From the line that holds "Read this page and output its text content." down to the last line of the listing below, reproduce each line exactly and nothing more, omitting pictures.

- _DATASET RECORDS_:
□ □ □ □
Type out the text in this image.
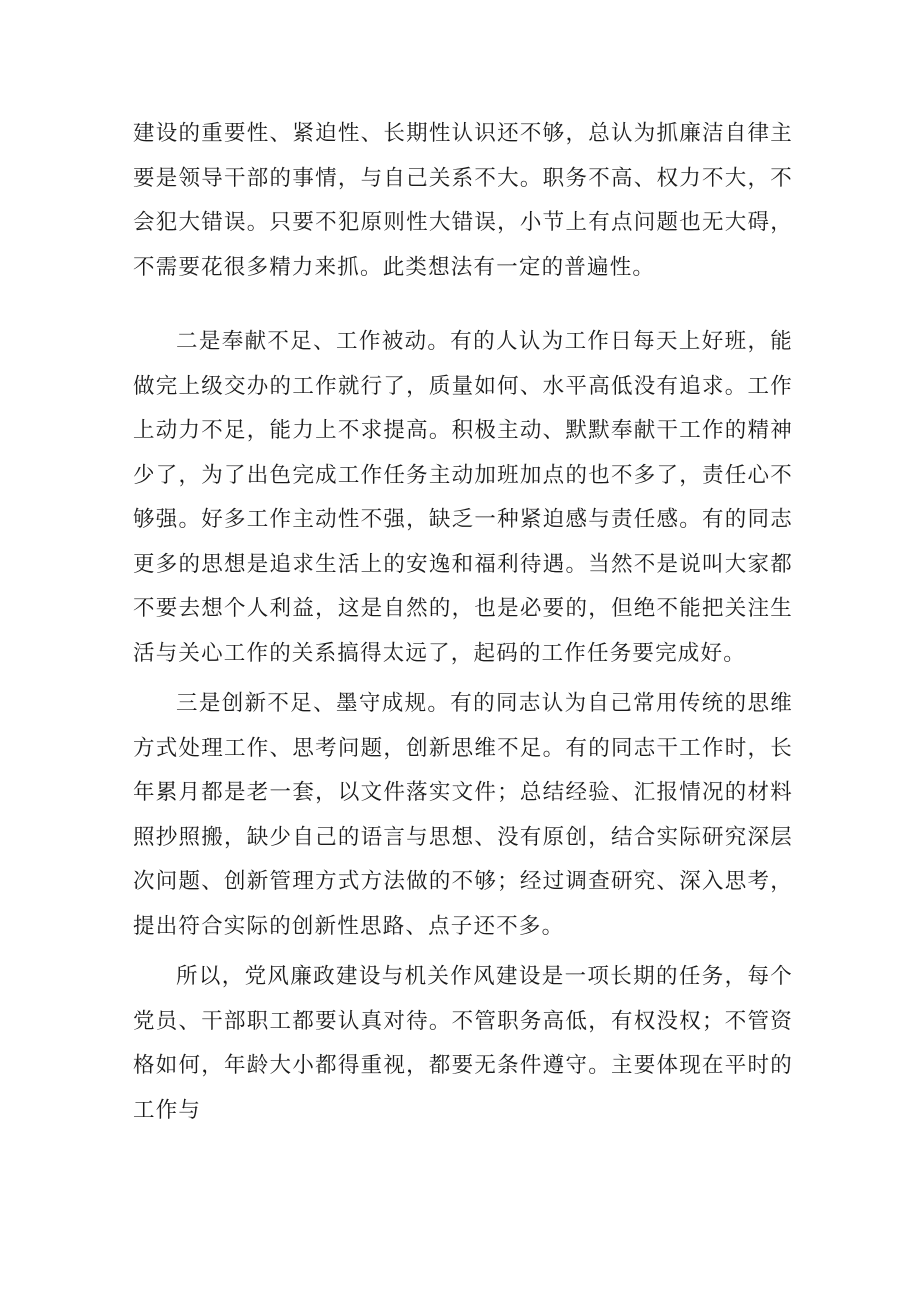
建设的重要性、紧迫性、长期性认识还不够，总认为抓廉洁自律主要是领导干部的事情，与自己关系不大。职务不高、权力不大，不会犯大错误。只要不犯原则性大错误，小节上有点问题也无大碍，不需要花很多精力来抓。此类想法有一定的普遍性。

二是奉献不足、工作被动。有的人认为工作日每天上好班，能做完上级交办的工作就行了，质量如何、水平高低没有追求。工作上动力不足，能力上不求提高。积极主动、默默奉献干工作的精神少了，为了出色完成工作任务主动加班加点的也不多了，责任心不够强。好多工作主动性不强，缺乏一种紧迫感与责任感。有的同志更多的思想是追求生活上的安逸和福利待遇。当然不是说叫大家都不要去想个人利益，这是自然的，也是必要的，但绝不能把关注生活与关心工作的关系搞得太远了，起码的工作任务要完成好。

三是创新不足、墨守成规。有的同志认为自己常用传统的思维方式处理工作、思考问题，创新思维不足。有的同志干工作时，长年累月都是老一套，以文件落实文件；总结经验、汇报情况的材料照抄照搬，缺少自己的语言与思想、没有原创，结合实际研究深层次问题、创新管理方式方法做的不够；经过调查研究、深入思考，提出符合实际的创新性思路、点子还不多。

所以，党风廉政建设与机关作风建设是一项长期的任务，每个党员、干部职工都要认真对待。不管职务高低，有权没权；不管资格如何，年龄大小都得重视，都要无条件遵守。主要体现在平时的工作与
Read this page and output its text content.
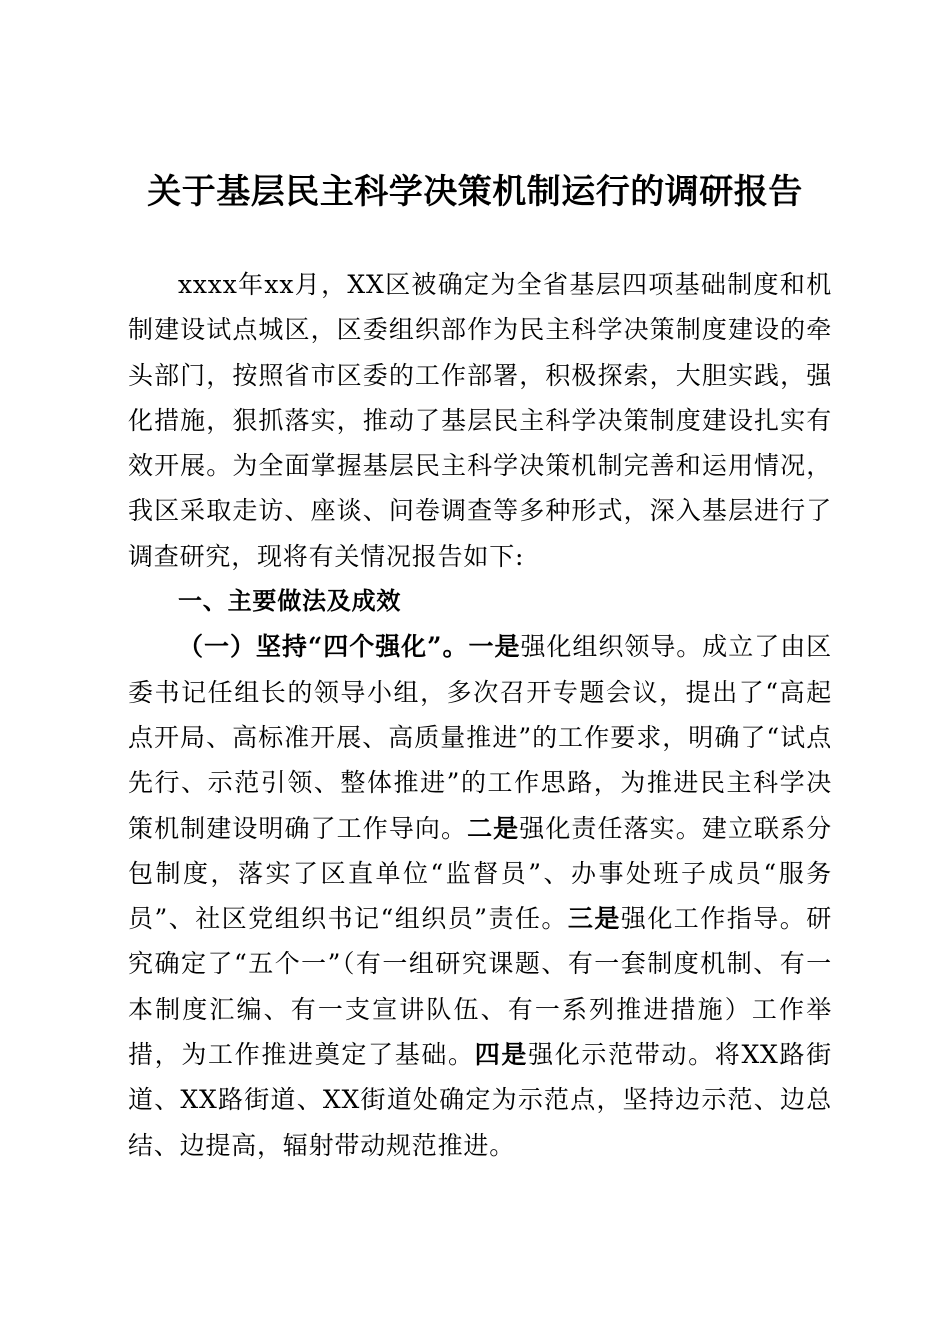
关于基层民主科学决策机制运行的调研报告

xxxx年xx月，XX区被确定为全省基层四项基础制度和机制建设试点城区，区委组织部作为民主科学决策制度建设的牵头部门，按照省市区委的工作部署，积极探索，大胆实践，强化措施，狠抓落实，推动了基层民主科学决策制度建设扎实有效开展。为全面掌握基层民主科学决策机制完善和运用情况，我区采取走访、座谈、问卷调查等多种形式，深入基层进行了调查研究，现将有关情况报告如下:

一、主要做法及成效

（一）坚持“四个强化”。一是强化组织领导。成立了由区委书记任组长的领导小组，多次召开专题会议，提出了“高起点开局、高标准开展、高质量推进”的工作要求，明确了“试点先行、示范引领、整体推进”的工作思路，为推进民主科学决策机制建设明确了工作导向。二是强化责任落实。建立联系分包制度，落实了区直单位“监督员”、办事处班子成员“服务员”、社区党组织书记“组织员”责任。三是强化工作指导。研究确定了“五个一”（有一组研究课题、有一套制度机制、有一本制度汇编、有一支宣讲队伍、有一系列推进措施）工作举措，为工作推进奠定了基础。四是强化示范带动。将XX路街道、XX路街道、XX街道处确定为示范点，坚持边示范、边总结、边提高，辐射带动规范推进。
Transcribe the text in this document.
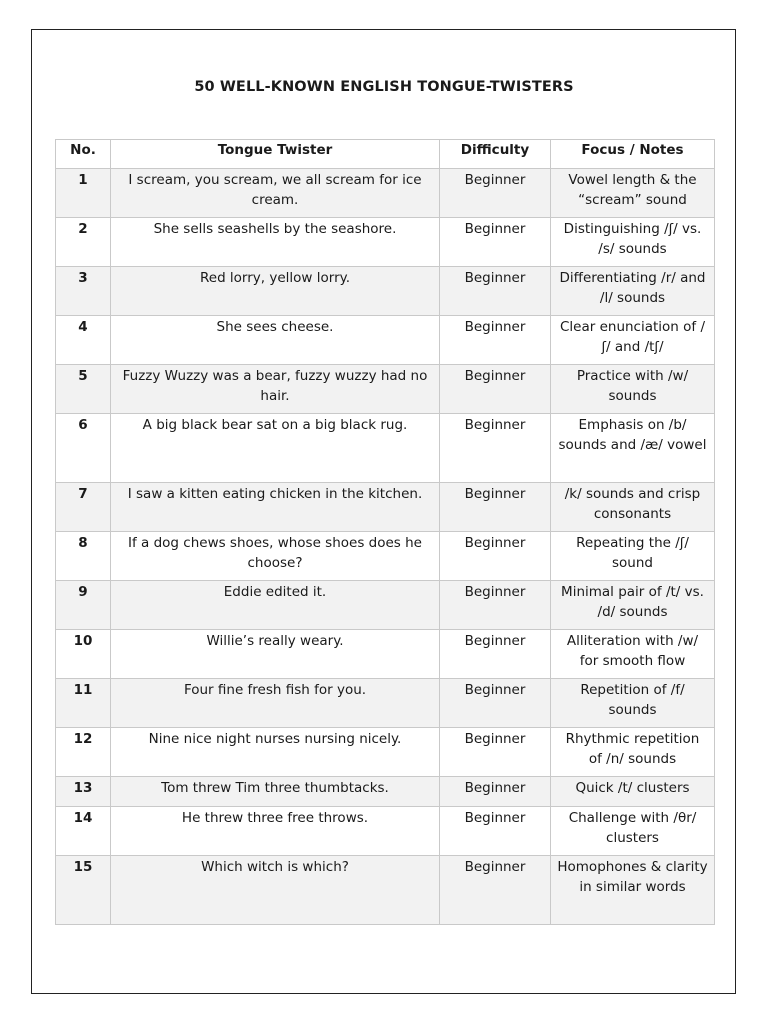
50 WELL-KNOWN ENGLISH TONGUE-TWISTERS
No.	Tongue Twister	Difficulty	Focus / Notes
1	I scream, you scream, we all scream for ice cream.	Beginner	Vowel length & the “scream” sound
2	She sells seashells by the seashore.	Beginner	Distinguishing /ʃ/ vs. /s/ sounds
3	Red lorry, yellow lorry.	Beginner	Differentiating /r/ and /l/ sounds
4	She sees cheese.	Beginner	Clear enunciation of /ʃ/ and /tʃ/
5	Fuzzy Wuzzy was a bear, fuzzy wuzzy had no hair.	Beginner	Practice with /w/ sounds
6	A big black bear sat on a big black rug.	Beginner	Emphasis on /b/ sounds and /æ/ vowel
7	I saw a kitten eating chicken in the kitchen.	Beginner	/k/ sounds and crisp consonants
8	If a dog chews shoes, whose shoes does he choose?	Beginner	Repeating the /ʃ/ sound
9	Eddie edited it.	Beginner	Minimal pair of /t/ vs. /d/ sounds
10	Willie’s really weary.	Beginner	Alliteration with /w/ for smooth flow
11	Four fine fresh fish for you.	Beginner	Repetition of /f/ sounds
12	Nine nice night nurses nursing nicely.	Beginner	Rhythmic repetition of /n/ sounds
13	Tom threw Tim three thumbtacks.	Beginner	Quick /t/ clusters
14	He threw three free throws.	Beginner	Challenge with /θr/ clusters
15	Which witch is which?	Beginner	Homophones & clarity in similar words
□ □ □ □
- _SOLUTION BELOW_:
Read this page and output its text content.
关于基层民主科学决策机制运行的调研报告

xxxx年xx月，XX区被确定为全省基层四项基础制度和机制建设试点城区，区委组织部作为民主科学决策制度建设的牵头部门，按照省市区委的工作部署，积极探索，大胆实践，强化措施，狠抓落实，推动了基层民主科学决策制度建设扎实有效开展。为全面掌握基层民主科学决策机制完善和运用情况，我区采取走访、座谈、问卷调查等多种形式，深入基层进行了调查研究，现将有关情况报告如下:

一、主要做法及成效

（一）坚持“四个强化”。一是强化组织领导。成立了由区委书记任组长的领导小组，多次召开专题会议，提出了“高起点开局、高标准开展、高质量推进”的工作要求，明确了“试点先行、示范引领、整体推进”的工作思路，为推进民主科学决策机制建设明确了工作导向。二是强化责任落实。建立联系分包制度，落实了区直单位“监督员”、办事处班子成员“服务员”、社区党组织书记“组织员”责任。三是强化工作指导。研究确定了“五个一”（有一组研究课题、有一套制度机制、有一本制度汇编、有一支宣讲队伍、有一系列推进措施）工作举措，为工作推进奠定了基础。四是强化示范带动。将XX路街道、XX路街道、XX街道处确定为示范点，坚持边示范、边总结、边提高，辐射带动规范推进。
Transcribe the text in this document.
50 WELL-KNOWN ENGLISH TONGUE-TWISTERS
No.	Tongue Twister	Difficulty	Focus / Notes
1	I scream, you scream, we all scream for ice cream.	Beginner	Vowel length & the “scream” sound
2	She sells seashells by the seashore.	Beginner	Distinguishing /ʃ/ vs. /s/ sounds
3	Red lorry, yellow lorry.	Beginner	Differentiating /r/ and /l/ sounds
4	She sees cheese.	Beginner	Clear enunciation of /ʃ/ and /tʃ/
5	Fuzzy Wuzzy was a bear, fuzzy wuzzy had no hair.	Beginner	Practice with /w/ sounds
6	A big black bear sat on a big black rug.	Beginner	Emphasis on /b/ sounds and /æ/ vowel
7	I saw a kitten eating chicken in the kitchen.	Beginner	/k/ sounds and crisp consonants
8	If a dog chews shoes, whose shoes does he choose?	Beginner	Repeating the /ʃ/ sound
9	Eddie edited it.	Beginner	Minimal pair of /t/ vs. /d/ sounds
10	Willie’s really weary.	Beginner	Alliteration with /w/ for smooth flow
11	Four fine fresh fish for you.	Beginner	Repetition of /f/ sounds
12	Nine nice night nurses nursing nicely.	Beginner	Rhythmic repetition of /n/ sounds
13	Tom threw Tim three thumbtacks.	Beginner	Quick /t/ clusters
14	He threw three free throws.	Beginner	Challenge with /θr/ clusters
15	Which witch is which?	Beginner	Homophones & clarity in similar words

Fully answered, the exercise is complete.